Saved entries
::::::

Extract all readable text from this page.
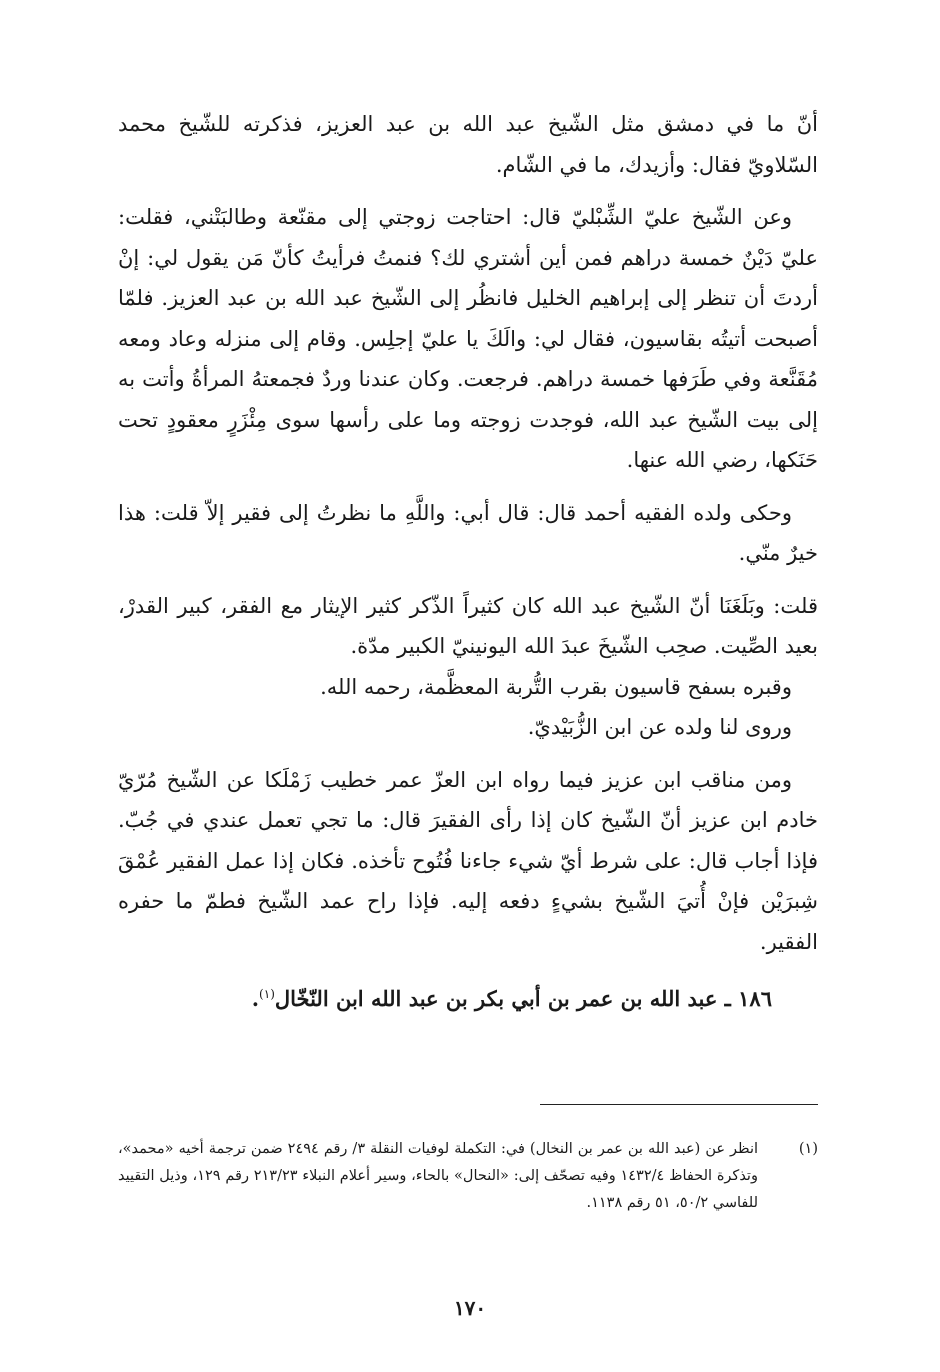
أنّ ما في دمشق مثل الشّيخ عبد الله بن عبد العزيز، فذكرته للشّيخ محمد السّلاويّ فقال: وأزيدك، ما في الشّام.

وعن الشّيخ عليّ الشِّبْليّ قال: احتاجت زوجتي إلى مقنّعة وطالبَتْني، فقلت: عليّ دَيْنٌ خمسة دراهم فمن أين أشتري لك؟ فنمتُ فرأيتُ كأنّ مَن يقول لي: إنْ أردتَ أن تنظر إلى إبراهيم الخليل فانظُر إلى الشّيخ عبد الله بن عبد العزيز. فلمّا أصبحت أتيتُه بقاسيون، فقال لي: والَكَ يا عليّ إجلِس. وقام إلى منزله وعاد ومعه مُقَنَّعة وفي طَرَفها خمسة دراهم. فرجعت. وكان عندنا وردٌ فجمعتهُ المرأةُ وأتت به إلى بيت الشّيخ عبد الله، فوجدت زوجته وما على رأسها سوى مِئْزَرٍ معقودٍ تحت حَنَكها، رضي الله عنها.

وحكى ولده الفقيه أحمد قال: قال أبي: واللَّهِ ما نظرتُ إلى فقير إلاّ قلت: هذا خيرٌ منّي.

قلت: وبَلَغَنَا أنّ الشّيخ عبد الله كان كثيراً الذّكر كثير الإيثار مع الفقر، كبير القدرْ، بعيد الصِّيت. صحِب الشّيخَ عبدَ الله اليونينيّ الكبير مدّة.

وقبره بسفح قاسيون بقرب التُّربة المعظَّمة، رحمه الله.

وروى لنا ولده عن ابن الزُّبَيْديّ.

ومن مناقب ابن عزيز فيما رواه ابن العزّ عمر خطيب زَمْلَكا عن الشّيخ مُرّيّ خادم ابن عزيز أنّ الشّيخ كان إذا رأى الفقيرَ قال: ما تجي تعمل عندي في جُبّ. فإذا أجاب قال: على شرط أيّ شيء جاءنا فُتُوح تأخذه. فكان إذا عمل الفقير عُمْقَ شِبرَيْن فإنْ أُتيَ الشّيخ بشيءٍ دفعه إليه. فإذا راح عمد الشّيخ فطمّ ما حفره الفقير.

١٨٦ ـ عبد الله بن عمر بن أبي بكر بن عبد الله ابن النّخّال$^{(١)}$.
(١)
انظر عن (عبد الله بن عمر بن النخال) في: التكملة لوفيات النقلة ٣/ رقم ٢٤٩٤ ضمن ترجمة أخيه «محمد»، وتذكرة الحفاظ ١٤٣٢/٤ وفيه تصحّف إلى: «النحال» بالحاء، وسير أعلام النبلاء ٢١٣/٢٣ رقم ١٢٩، وذيل التقييد للفاسي ٥٠/٢، ٥١ رقم ١١٣٨.
١٧٠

::::::

Aim: Skip the pictures and transcribe the rest of the records exactly.

Finished exercise:
Extract all readable text from this page.
أنّ ما في دمشق مثل الشّيخ عبد الله بن عبد العزيز، فذكرته للشّيخ محمد السّلاويّ فقال: وأزيدك، ما في الشّام.

وعن الشّيخ عليّ الشِّبْليّ قال: احتاجت زوجتي إلى مقنّعة وطالبَتْني، فقلت: عليّ دَيْنٌ خمسة دراهم فمن أين أشتري لك؟ فنمتُ فرأيتُ كأنّ مَن يقول لي: إنْ أردتَ أن تنظر إلى إبراهيم الخليل فانظُر إلى الشّيخ عبد الله بن عبد العزيز. فلمّا أصبحت أتيتُه بقاسيون، فقال لي: والَكَ يا عليّ إجلِس. وقام إلى منزله وعاد ومعه مُقَنَّعة وفي طَرَفها خمسة دراهم. فرجعت. وكان عندنا وردٌ فجمعتهُ المرأةُ وأتت به إلى بيت الشّيخ عبد الله، فوجدت زوجته وما على رأسها سوى مِئْزَرٍ معقودٍ تحت حَنَكها، رضي الله عنها.

وحكى ولده الفقيه أحمد قال: قال أبي: واللَّهِ ما نظرتُ إلى فقير إلاّ قلت: هذا خيرٌ منّي.

قلت: وبَلَغَنَا أنّ الشّيخ عبد الله كان كثيراً الذّكر كثير الإيثار مع الفقر، كبير القدرْ، بعيد الصِّيت. صحِب الشّيخَ عبدَ الله اليونينيّ الكبير مدّة.

وقبره بسفح قاسيون بقرب التُّربة المعظَّمة، رحمه الله.

وروى لنا ولده عن ابن الزُّبَيْديّ.

ومن مناقب ابن عزيز فيما رواه ابن العزّ عمر خطيب زَمْلَكا عن الشّيخ مُرّيّ خادم ابن عزيز أنّ الشّيخ كان إذا رأى الفقيرَ قال: ما تجي تعمل عندي في جُبّ. فإذا أجاب قال: على شرط أيّ شيء جاءنا فُتُوح تأخذه. فكان إذا عمل الفقير عُمْقَ شِبرَيْن فإنْ أُتيَ الشّيخ بشيءٍ دفعه إليه. فإذا راح عمد الشّيخ فطمّ ما حفره الفقير.

١٨٦ ـ عبد الله بن عمر بن أبي بكر بن عبد الله ابن النّخّال$^{(١)}$.
(١)
انظر عن (عبد الله بن عمر بن النخال) في: التكملة لوفيات النقلة ٣/ رقم ٢٤٩٤ ضمن ترجمة أخيه «محمد»، وتذكرة الحفاظ ١٤٣٢/٤ وفيه تصحّف إلى: «النحال» بالحاء، وسير أعلام النبلاء ٢١٣/٢٣ رقم ١٢٩، وذيل التقييد للفاسي ٥٠/٢، ٥١ رقم ١١٣٨.
١٧٠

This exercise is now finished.